* start Dataset rows *

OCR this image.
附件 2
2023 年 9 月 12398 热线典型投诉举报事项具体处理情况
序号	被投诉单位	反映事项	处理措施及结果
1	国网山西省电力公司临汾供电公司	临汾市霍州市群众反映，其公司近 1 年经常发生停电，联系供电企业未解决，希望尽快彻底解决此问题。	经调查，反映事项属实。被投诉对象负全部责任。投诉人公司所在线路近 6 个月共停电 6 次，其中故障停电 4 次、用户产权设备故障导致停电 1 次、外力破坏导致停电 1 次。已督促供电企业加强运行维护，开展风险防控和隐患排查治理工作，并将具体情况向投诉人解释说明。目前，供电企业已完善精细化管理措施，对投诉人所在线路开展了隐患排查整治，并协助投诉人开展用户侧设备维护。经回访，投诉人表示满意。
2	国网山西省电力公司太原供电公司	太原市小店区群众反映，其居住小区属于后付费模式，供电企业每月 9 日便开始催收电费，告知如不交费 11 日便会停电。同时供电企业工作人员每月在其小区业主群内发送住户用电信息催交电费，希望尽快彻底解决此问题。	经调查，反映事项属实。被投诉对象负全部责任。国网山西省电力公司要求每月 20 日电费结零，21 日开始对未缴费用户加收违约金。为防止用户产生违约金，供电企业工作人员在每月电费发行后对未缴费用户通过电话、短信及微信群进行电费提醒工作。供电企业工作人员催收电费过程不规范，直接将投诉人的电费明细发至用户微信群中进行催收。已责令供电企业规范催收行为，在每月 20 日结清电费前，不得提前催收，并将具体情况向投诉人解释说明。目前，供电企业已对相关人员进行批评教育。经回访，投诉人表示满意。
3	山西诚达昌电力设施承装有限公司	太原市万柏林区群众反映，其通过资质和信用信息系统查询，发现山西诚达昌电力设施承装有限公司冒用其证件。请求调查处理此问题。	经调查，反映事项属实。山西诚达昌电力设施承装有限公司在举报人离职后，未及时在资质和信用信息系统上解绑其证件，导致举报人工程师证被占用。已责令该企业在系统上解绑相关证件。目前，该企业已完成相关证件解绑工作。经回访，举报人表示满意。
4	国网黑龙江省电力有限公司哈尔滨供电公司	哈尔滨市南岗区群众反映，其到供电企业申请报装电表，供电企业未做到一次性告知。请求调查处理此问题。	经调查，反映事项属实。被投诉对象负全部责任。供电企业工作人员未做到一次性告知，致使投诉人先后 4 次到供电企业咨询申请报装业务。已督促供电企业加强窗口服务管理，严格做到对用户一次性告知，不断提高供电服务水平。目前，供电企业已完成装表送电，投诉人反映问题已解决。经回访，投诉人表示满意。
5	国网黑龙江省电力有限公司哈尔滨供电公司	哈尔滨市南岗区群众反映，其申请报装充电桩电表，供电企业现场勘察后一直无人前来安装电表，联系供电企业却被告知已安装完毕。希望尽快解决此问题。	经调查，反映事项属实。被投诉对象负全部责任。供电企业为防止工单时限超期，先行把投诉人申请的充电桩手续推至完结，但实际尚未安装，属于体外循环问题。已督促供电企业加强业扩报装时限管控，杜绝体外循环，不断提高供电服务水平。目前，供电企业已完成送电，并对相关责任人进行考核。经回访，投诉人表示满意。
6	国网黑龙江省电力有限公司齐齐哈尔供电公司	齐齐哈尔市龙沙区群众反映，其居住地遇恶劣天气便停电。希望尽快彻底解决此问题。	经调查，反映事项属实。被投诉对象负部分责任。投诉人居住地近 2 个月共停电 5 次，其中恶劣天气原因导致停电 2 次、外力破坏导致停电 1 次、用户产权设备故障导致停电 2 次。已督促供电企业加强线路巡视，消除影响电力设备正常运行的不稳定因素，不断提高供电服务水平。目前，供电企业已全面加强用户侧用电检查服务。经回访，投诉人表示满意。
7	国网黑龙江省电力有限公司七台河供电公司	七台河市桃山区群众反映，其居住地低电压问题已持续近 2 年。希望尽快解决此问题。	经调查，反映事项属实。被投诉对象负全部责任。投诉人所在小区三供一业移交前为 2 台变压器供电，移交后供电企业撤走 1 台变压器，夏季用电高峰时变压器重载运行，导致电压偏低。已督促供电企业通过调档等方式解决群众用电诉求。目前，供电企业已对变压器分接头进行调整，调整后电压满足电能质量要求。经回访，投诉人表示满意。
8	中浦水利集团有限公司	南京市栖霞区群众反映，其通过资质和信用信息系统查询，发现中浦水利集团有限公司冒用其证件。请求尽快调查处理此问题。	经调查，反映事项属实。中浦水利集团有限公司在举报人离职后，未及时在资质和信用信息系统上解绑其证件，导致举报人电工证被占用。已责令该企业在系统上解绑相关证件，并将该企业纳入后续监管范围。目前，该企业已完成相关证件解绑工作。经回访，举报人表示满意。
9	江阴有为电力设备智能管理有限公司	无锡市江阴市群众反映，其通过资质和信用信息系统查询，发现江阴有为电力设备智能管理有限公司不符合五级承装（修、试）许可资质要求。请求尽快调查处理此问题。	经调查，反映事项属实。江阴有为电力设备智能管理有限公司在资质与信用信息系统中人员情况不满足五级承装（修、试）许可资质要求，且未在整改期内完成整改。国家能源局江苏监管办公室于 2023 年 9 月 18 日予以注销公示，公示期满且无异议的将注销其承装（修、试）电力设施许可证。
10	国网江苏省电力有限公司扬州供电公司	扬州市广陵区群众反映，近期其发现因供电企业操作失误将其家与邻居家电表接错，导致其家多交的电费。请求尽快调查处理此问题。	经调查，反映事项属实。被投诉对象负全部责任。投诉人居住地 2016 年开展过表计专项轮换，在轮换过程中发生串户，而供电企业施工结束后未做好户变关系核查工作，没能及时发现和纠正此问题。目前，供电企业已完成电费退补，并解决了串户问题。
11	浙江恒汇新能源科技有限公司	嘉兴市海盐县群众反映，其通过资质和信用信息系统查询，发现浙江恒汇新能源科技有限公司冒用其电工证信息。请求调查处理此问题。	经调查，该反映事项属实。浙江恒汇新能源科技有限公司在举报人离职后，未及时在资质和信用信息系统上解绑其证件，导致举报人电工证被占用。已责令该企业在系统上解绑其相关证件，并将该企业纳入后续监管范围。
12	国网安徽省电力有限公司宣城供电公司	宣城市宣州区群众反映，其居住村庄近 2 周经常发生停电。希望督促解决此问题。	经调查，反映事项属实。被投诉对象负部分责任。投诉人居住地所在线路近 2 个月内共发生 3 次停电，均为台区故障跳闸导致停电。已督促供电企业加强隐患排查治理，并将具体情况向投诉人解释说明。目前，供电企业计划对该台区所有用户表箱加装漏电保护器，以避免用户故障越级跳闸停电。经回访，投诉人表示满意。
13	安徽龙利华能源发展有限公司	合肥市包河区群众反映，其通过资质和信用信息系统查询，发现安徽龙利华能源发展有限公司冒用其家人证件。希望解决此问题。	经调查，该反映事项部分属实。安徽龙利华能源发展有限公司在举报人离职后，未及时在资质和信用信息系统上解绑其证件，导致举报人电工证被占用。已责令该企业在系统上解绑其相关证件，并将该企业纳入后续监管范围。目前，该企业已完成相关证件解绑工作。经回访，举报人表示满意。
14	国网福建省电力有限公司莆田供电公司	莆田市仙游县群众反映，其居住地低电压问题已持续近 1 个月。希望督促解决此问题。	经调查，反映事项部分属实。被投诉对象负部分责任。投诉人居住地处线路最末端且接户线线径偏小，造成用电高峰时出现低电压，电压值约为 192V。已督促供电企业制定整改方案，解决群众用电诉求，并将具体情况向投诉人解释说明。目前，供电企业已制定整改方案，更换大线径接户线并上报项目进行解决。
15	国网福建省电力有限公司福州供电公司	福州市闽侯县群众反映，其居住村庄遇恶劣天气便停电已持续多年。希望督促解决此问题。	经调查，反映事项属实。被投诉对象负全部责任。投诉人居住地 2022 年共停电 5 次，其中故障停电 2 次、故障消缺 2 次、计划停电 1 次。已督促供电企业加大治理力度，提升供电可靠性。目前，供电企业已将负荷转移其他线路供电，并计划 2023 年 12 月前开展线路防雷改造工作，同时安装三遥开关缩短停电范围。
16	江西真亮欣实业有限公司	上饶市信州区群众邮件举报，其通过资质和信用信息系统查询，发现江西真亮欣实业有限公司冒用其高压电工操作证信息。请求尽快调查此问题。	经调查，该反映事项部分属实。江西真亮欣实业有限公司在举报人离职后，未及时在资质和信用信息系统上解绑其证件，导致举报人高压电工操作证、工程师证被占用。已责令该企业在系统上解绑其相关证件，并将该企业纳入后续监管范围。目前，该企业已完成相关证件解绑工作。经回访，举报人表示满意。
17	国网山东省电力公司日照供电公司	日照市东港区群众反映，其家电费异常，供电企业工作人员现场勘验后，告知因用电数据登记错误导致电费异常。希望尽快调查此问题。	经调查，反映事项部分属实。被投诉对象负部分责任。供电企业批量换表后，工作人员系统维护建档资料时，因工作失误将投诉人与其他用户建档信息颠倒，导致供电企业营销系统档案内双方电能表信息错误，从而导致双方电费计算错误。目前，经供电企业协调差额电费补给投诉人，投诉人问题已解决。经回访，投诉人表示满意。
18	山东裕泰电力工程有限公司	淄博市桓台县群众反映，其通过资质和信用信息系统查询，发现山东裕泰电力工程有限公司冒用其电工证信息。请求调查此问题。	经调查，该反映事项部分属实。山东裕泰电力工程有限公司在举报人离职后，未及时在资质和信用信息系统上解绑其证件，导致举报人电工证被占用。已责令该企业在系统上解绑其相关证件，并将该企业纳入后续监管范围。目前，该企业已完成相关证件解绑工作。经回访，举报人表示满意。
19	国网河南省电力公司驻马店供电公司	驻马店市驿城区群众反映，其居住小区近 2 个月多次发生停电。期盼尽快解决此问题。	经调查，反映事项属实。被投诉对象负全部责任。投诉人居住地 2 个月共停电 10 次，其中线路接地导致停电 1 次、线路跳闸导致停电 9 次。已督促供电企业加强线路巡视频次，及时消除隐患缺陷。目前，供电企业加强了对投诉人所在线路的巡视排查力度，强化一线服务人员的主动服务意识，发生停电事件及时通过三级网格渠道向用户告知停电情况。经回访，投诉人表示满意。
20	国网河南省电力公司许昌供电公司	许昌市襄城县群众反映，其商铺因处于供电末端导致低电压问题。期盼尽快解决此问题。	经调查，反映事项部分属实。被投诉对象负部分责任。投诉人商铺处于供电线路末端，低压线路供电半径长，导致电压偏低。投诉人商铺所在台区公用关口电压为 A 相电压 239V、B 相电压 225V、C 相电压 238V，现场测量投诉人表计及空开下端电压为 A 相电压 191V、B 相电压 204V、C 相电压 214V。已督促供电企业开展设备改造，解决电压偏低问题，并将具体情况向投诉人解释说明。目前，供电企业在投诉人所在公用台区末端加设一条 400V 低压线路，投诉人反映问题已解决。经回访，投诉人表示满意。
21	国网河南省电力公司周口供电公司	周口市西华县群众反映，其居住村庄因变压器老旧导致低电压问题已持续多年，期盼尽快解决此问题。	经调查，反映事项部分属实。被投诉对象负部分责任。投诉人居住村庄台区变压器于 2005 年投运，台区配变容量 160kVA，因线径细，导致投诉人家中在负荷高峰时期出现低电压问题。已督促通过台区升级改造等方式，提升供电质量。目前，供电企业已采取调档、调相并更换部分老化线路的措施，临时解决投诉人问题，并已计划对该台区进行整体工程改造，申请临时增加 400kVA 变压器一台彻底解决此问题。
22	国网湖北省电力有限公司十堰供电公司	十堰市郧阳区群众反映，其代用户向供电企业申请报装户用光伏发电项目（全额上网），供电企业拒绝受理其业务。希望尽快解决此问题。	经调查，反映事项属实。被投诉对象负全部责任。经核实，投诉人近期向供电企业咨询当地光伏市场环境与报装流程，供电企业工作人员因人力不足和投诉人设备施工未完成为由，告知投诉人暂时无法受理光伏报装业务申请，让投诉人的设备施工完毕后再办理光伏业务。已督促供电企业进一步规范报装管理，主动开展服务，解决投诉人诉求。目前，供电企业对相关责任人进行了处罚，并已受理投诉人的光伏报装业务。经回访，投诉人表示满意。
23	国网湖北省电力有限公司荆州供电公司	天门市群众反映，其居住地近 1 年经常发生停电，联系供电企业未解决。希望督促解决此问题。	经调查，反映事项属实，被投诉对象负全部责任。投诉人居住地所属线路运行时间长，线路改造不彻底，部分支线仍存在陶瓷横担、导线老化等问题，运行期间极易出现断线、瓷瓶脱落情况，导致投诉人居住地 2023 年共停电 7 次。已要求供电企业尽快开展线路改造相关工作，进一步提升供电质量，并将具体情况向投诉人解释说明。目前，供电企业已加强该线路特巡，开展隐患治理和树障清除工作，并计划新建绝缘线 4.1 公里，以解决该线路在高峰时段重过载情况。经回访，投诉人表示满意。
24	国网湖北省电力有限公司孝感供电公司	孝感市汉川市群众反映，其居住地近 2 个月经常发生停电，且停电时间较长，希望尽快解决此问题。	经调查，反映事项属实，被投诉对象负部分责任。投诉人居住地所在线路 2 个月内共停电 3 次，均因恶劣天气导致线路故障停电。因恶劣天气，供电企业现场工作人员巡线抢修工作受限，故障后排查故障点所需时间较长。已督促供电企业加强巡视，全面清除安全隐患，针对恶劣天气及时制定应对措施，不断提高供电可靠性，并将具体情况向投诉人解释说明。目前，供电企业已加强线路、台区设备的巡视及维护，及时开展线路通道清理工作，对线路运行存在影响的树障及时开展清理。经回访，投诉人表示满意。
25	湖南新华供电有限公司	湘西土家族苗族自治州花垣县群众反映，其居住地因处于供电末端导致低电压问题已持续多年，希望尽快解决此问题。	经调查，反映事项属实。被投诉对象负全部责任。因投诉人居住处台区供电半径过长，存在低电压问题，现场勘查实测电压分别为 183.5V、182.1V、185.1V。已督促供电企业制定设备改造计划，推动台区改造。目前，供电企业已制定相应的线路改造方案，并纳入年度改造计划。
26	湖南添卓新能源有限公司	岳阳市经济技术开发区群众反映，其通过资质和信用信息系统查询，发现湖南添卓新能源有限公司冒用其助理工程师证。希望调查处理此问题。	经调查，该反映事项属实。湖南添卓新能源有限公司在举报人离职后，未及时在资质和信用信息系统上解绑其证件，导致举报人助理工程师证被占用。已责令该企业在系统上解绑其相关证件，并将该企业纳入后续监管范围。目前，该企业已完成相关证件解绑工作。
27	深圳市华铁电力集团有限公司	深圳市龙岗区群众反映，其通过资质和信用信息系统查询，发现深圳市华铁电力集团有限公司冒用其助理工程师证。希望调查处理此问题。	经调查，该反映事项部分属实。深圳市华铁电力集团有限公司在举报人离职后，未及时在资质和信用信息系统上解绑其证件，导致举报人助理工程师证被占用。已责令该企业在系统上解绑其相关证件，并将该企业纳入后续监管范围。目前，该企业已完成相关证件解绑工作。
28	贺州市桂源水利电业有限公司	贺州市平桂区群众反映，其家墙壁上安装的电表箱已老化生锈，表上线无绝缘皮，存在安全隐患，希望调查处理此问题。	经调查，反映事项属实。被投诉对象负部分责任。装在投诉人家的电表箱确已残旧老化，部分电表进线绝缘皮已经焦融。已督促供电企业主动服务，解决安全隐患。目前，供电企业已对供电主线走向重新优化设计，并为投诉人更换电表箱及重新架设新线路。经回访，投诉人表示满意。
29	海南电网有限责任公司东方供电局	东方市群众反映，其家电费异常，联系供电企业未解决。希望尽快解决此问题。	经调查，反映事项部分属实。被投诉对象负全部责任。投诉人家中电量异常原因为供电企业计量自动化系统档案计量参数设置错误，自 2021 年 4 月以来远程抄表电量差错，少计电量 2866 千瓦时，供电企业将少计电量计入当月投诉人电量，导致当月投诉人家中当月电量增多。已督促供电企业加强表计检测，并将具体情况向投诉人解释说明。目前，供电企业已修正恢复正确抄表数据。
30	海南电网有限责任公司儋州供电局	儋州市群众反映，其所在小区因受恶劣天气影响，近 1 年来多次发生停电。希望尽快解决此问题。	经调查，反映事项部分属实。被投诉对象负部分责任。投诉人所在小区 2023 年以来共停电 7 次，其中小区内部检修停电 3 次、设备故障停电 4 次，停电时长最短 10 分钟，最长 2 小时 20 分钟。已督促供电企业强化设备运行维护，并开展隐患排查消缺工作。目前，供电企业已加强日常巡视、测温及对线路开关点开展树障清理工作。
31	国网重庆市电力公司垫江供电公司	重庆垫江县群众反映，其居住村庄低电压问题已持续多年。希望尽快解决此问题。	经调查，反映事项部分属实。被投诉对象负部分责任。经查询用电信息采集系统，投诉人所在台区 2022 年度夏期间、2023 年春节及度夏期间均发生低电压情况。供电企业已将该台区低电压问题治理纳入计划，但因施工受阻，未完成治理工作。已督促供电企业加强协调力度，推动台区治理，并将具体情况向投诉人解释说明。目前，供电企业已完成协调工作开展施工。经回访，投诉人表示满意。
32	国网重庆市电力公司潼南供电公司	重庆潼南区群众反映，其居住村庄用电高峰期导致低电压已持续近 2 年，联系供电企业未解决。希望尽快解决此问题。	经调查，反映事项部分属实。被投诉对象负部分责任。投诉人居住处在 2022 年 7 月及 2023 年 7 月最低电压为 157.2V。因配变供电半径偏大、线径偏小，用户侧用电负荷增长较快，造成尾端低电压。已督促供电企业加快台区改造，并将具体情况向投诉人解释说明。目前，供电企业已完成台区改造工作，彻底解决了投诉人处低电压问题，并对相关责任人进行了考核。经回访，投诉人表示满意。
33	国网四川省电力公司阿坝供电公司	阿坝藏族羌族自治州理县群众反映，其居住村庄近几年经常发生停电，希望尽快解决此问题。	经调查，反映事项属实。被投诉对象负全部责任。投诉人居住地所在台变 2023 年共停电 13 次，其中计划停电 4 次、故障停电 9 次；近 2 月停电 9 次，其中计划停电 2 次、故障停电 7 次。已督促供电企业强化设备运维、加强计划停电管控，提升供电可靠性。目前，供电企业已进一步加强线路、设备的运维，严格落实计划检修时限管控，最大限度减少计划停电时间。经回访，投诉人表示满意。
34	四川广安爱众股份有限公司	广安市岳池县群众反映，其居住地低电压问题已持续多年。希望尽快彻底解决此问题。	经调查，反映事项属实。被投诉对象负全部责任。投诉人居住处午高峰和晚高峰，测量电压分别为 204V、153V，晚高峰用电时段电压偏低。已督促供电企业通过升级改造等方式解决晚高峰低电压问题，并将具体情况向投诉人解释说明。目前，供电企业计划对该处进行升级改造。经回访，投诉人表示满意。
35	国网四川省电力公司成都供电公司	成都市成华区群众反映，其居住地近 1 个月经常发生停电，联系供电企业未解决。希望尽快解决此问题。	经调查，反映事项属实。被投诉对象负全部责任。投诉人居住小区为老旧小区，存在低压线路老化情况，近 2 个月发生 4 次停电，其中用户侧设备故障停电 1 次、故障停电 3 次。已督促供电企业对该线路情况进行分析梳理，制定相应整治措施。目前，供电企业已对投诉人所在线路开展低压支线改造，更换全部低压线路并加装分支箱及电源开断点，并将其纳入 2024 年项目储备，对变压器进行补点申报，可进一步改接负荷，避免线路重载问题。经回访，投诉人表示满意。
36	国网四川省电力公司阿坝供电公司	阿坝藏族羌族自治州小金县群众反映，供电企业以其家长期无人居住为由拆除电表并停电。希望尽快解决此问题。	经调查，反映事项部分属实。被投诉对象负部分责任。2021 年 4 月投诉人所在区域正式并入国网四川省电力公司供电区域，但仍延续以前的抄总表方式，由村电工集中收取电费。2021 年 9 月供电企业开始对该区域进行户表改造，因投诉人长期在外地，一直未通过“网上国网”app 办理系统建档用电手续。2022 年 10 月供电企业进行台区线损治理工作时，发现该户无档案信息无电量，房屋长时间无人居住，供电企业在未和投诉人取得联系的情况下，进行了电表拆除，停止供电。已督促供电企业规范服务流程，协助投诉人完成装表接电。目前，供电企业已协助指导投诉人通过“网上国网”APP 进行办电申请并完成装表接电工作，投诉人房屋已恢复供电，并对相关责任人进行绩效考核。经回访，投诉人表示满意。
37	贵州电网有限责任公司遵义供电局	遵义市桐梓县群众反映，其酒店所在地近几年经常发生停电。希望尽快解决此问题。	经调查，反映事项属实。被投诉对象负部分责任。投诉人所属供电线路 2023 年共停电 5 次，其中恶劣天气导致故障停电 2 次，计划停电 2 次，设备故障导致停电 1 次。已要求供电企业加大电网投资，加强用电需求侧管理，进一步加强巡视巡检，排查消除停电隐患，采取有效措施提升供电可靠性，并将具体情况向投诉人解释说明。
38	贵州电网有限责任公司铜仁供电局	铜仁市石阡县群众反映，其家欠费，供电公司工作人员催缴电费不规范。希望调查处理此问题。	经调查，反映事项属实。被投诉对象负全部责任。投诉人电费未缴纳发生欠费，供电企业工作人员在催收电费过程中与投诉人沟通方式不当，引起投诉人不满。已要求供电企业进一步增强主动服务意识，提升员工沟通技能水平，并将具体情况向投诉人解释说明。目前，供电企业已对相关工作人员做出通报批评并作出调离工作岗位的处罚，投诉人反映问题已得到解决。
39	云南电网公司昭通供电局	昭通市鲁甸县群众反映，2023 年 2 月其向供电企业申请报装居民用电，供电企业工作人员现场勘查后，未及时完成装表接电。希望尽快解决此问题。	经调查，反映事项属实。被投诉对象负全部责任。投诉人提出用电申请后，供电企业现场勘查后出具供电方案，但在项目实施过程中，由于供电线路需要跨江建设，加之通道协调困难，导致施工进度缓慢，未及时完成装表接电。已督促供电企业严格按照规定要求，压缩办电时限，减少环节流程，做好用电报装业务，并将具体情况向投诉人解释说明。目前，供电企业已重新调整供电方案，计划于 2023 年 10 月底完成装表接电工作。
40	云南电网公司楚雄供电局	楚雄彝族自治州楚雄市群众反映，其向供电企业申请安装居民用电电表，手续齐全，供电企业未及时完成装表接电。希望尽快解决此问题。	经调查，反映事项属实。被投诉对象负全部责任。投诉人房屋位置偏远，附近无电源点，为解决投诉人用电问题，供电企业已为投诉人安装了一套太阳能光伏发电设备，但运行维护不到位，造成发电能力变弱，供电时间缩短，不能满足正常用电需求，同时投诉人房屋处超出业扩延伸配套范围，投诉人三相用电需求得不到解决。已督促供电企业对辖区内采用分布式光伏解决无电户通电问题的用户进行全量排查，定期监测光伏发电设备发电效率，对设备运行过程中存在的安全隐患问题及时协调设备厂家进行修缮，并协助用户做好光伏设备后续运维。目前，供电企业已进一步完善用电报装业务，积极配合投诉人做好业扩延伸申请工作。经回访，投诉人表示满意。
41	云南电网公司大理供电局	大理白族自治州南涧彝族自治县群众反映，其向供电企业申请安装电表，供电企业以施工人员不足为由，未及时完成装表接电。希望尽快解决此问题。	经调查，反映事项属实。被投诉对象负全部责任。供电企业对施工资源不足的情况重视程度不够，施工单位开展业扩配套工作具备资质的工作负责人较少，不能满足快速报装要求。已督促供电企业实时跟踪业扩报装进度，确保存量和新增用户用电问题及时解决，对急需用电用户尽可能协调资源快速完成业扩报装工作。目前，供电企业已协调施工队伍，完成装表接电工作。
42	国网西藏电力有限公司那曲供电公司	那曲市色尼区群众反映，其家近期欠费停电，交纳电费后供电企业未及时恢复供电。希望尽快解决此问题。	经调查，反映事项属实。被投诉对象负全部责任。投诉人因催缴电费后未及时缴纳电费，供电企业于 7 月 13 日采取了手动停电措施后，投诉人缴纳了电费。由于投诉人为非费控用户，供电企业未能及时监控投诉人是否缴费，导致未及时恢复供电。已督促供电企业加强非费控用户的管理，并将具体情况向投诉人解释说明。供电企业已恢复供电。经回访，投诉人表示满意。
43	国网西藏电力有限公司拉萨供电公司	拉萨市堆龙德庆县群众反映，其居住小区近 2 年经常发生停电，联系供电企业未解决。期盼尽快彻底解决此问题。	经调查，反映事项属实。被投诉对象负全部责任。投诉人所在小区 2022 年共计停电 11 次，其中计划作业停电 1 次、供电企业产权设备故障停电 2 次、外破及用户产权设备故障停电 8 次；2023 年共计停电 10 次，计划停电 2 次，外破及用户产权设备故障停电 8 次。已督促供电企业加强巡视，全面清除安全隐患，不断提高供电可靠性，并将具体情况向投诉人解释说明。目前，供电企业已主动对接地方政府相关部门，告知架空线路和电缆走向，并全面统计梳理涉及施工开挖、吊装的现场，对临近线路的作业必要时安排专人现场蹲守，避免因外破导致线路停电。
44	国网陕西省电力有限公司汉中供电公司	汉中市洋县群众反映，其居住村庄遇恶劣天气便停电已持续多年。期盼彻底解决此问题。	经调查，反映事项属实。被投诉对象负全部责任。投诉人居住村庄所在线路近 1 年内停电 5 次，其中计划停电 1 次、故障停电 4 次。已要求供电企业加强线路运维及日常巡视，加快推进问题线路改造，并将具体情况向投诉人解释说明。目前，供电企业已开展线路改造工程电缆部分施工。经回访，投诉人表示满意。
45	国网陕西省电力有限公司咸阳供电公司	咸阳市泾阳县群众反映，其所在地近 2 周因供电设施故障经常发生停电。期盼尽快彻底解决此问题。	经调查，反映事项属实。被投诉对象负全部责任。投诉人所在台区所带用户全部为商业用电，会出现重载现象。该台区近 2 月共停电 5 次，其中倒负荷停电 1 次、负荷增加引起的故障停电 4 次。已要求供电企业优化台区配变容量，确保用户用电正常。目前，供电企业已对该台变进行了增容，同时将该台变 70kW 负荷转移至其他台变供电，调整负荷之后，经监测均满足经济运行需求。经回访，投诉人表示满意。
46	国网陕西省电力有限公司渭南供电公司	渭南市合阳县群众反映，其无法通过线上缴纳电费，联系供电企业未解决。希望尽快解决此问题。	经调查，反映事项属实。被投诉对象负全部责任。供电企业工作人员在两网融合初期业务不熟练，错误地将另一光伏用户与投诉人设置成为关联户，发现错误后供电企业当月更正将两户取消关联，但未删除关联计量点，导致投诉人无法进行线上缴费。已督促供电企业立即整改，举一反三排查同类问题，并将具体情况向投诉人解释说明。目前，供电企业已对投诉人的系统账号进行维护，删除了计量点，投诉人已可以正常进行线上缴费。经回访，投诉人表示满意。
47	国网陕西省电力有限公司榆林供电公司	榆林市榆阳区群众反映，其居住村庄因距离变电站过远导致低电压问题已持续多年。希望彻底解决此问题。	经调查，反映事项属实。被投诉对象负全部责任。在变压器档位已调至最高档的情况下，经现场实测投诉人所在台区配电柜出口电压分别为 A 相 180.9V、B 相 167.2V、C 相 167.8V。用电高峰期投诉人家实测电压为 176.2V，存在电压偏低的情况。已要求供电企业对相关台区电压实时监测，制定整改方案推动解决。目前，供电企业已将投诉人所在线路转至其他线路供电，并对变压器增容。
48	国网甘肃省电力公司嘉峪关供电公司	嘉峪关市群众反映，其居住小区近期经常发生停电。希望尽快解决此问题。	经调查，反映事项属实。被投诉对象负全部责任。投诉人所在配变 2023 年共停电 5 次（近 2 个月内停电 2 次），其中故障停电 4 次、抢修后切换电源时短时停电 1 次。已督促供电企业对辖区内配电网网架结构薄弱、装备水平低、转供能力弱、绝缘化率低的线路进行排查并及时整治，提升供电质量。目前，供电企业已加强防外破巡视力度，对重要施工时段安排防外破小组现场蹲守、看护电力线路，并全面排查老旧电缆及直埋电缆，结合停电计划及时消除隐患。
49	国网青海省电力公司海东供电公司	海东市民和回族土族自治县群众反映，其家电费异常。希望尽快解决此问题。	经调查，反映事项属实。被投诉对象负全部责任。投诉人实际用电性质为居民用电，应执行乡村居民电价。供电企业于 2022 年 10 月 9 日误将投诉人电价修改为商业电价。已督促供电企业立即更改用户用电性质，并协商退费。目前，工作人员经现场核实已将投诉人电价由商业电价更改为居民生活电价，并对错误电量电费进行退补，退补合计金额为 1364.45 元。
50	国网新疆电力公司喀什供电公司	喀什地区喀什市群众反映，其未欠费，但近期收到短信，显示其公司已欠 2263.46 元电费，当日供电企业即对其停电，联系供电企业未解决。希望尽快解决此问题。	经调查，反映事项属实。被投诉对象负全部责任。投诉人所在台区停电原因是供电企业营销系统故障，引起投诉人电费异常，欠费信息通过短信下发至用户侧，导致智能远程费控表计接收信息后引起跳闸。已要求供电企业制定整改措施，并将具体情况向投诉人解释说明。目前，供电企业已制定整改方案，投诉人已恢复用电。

* end Dataset rows *

**What you are asked to do:**
Note each line of the entries that has "供电企业已制定整改方案" in it, and copy those lines.

**Written solution:**
14	国网福建省电力有限公司莆田供电公司	莆田市仙游县群众反映，其居住地低电压问题已持续近 1 个月。希望督促解决此问题。	经调查，反映事项部分属实。被投诉对象负部分责任。投诉人居住地处线路最末端且接户线线径偏小，造成用电高峰时出现低电压，电压值约为 192V。已督促供电企业制定整改方案，解决群众用电诉求，并将具体情况向投诉人解释说明。目前，供电企业已制定整改方案，更换大线径接户线并上报项目进行解决。
50	国网新疆电力公司喀什供电公司	喀什地区喀什市群众反映，其未欠费，但近期收到短信，显示其公司已欠 2263.46 元电费，当日供电企业即对其停电，联系供电企业未解决。希望尽快解决此问题。	经调查，反映事项属实。被投诉对象负全部责任。投诉人所在台区停电原因是供电企业营销系统故障，引起投诉人电费异常，欠费信息通过短信下发至用户侧，导致智能远程费控表计接收信息后引起跳闸。已要求供电企业制定整改措施，并将具体情况向投诉人解释说明。目前，供电企业已制定整改方案，投诉人已恢复用电。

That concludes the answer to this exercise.